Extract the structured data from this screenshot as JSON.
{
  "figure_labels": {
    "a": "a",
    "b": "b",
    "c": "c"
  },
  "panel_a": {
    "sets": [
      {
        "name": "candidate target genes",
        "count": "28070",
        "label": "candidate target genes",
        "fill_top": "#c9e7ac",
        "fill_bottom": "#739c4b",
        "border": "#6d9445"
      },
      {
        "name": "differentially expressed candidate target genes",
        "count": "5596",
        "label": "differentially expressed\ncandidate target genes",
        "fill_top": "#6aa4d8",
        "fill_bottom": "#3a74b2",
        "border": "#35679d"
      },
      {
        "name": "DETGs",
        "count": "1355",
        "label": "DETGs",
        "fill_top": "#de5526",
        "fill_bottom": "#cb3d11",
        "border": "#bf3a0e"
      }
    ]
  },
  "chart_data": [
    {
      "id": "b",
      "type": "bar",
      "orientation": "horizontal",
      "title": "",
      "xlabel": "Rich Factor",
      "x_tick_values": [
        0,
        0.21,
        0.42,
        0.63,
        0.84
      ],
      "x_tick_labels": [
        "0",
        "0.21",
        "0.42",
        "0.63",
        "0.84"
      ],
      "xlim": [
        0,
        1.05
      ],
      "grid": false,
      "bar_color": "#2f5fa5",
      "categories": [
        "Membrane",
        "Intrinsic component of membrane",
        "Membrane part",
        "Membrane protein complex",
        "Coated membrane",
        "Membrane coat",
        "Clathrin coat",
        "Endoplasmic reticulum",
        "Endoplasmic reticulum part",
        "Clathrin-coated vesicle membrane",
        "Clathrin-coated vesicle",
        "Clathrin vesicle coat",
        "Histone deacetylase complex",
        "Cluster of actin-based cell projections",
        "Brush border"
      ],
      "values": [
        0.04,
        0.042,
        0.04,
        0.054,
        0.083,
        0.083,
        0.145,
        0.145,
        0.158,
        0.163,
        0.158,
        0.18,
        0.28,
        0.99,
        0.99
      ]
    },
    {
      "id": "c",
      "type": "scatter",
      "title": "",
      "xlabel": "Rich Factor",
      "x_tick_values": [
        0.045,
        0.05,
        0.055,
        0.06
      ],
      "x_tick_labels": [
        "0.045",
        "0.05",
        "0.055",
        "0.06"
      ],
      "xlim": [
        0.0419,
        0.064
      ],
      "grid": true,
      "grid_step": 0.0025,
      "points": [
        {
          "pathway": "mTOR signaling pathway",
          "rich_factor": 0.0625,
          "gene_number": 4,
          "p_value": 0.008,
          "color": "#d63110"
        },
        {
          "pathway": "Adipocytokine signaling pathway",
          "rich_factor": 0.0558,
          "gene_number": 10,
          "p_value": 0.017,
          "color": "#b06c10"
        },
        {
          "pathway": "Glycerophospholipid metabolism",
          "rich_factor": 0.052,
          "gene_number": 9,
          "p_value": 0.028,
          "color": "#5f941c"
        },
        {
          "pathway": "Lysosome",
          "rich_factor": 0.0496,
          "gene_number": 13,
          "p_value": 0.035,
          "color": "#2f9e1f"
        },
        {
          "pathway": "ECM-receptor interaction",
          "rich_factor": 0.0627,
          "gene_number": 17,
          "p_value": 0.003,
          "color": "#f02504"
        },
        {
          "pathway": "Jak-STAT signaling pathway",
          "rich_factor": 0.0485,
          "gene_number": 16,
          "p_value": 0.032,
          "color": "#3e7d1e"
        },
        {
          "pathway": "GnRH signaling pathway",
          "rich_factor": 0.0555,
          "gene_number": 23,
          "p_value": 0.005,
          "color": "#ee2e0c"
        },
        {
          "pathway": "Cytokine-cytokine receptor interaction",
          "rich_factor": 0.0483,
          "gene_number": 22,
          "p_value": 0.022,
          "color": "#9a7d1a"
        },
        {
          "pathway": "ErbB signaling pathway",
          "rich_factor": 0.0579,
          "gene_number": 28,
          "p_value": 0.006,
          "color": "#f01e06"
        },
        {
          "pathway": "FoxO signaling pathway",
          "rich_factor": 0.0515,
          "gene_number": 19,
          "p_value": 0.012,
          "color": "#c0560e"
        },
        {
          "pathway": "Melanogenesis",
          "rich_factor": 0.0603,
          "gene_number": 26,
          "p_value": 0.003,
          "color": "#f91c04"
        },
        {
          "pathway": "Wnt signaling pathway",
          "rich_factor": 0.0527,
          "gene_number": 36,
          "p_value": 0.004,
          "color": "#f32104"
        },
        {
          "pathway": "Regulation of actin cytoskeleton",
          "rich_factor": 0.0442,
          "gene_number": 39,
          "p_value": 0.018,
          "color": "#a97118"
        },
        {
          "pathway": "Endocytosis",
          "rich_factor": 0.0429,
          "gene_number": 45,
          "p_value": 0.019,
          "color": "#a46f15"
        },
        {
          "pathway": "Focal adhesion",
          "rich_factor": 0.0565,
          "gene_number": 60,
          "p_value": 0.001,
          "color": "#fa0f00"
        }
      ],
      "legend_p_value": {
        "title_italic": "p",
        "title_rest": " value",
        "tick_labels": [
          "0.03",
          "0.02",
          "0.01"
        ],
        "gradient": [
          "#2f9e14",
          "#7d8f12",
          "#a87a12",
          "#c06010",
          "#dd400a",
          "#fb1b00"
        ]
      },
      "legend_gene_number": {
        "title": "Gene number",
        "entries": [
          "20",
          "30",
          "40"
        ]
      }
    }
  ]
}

__WORK REQUEST__: Would you repeat all the material exactly as it is shown?

__EXERCISE ANSWER__:
Extract the structured data from this screenshot as JSON.
{
  "figure_labels": {
    "a": "a",
    "b": "b",
    "c": "c"
  },
  "panel_a": {
    "sets": [
      {
        "name": "candidate target genes",
        "count": "28070",
        "label": "candidate target genes",
        "fill_top": "#c9e7ac",
        "fill_bottom": "#739c4b",
        "border": "#6d9445"
      },
      {
        "name": "differentially expressed candidate target genes",
        "count": "5596",
        "label": "differentially expressed\ncandidate target genes",
        "fill_top": "#6aa4d8",
        "fill_bottom": "#3a74b2",
        "border": "#35679d"
      },
      {
        "name": "DETGs",
        "count": "1355",
        "label": "DETGs",
        "fill_top": "#de5526",
        "fill_bottom": "#cb3d11",
        "border": "#bf3a0e"
      }
    ]
  },
  "chart_data": [
    {
      "id": "b",
      "type": "bar",
      "orientation": "horizontal",
      "title": "",
      "xlabel": "Rich Factor",
      "x_tick_values": [
        0,
        0.21,
        0.42,
        0.63,
        0.84
      ],
      "x_tick_labels": [
        "0",
        "0.21",
        "0.42",
        "0.63",
        "0.84"
      ],
      "xlim": [
        0,
        1.05
      ],
      "grid": false,
      "bar_color": "#2f5fa5",
      "categories": [
        "Membrane",
        "Intrinsic component of membrane",
        "Membrane part",
        "Membrane protein complex",
        "Coated membrane",
        "Membrane coat",
        "Clathrin coat",
        "Endoplasmic reticulum",
        "Endoplasmic reticulum part",
        "Clathrin-coated vesicle membrane",
        "Clathrin-coated vesicle",
        "Clathrin vesicle coat",
        "Histone deacetylase complex",
        "Cluster of actin-based cell projections",
        "Brush border"
      ],
      "values": [
        0.04,
        0.042,
        0.04,
        0.054,
        0.083,
        0.083,
        0.145,
        0.145,
        0.158,
        0.163,
        0.158,
        0.18,
        0.28,
        0.99,
        0.99
      ]
    },
    {
      "id": "c",
      "type": "scatter",
      "title": "",
      "xlabel": "Rich Factor",
      "x_tick_values": [
        0.045,
        0.05,
        0.055,
        0.06
      ],
      "x_tick_labels": [
        "0.045",
        "0.05",
        "0.055",
        "0.06"
      ],
      "xlim": [
        0.0419,
        0.064
      ],
      "grid": true,
      "grid_step": 0.0025,
      "points": [
        {
          "pathway": "mTOR signaling pathway",
          "rich_factor": 0.0625,
          "gene_number": 4,
          "p_value": 0.008,
          "color": "#d63110"
        },
        {
          "pathway": "Adipocytokine signaling pathway",
          "rich_factor": 0.0558,
          "gene_number": 10,
          "p_value": 0.017,
          "color": "#b06c10"
        },
        {
          "pathway": "Glycerophospholipid metabolism",
          "rich_factor": 0.052,
          "gene_number": 9,
          "p_value": 0.028,
          "color": "#5f941c"
        },
        {
          "pathway": "Lysosome",
          "rich_factor": 0.0496,
          "gene_number": 13,
          "p_value": 0.035,
          "color": "#2f9e1f"
        },
        {
          "pathway": "ECM-receptor interaction",
          "rich_factor": 0.0627,
          "gene_number": 17,
          "p_value": 0.003,
          "color": "#f02504"
        },
        {
          "pathway": "Jak-STAT signaling pathway",
          "rich_factor": 0.0485,
          "gene_number": 16,
          "p_value": 0.032,
          "color": "#3e7d1e"
        },
        {
          "pathway": "GnRH signaling pathway",
          "rich_factor": 0.0555,
          "gene_number": 23,
          "p_value": 0.005,
          "color": "#ee2e0c"
        },
        {
          "pathway": "Cytokine-cytokine receptor interaction",
          "rich_factor": 0.0483,
          "gene_number": 22,
          "p_value": 0.022,
          "color": "#9a7d1a"
        },
        {
          "pathway": "ErbB signaling pathway",
          "rich_factor": 0.0579,
          "gene_number": 28,
          "p_value": 0.006,
          "color": "#f01e06"
        },
        {
          "pathway": "FoxO signaling pathway",
          "rich_factor": 0.0515,
          "gene_number": 19,
          "p_value": 0.012,
          "color": "#c0560e"
        },
        {
          "pathway": "Melanogenesis",
          "rich_factor": 0.0603,
          "gene_number": 26,
          "p_value": 0.003,
          "color": "#f91c04"
        },
        {
          "pathway": "Wnt signaling pathway",
          "rich_factor": 0.0527,
          "gene_number": 36,
          "p_value": 0.004,
          "color": "#f32104"
        },
        {
          "pathway": "Regulation of actin cytoskeleton",
          "rich_factor": 0.0442,
          "gene_number": 39,
          "p_value": 0.018,
          "color": "#a97118"
        },
        {
          "pathway": "Endocytosis",
          "rich_factor": 0.0429,
          "gene_number": 45,
          "p_value": 0.019,
          "color": "#a46f15"
        },
        {
          "pathway": "Focal adhesion",
          "rich_factor": 0.0565,
          "gene_number": 60,
          "p_value": 0.001,
          "color": "#fa0f00"
        }
      ],
      "legend_p_value": {
        "title_italic": "p",
        "title_rest": " value",
        "tick_labels": [
          "0.03",
          "0.02",
          "0.01"
        ],
        "gradient": [
          "#2f9e14",
          "#7d8f12",
          "#a87a12",
          "#c06010",
          "#dd400a",
          "#fb1b00"
        ]
      },
      "legend_gene_number": {
        "title": "Gene number",
        "entries": [
          "20",
          "30",
          "40"
        ]
      }
    }
  ]
}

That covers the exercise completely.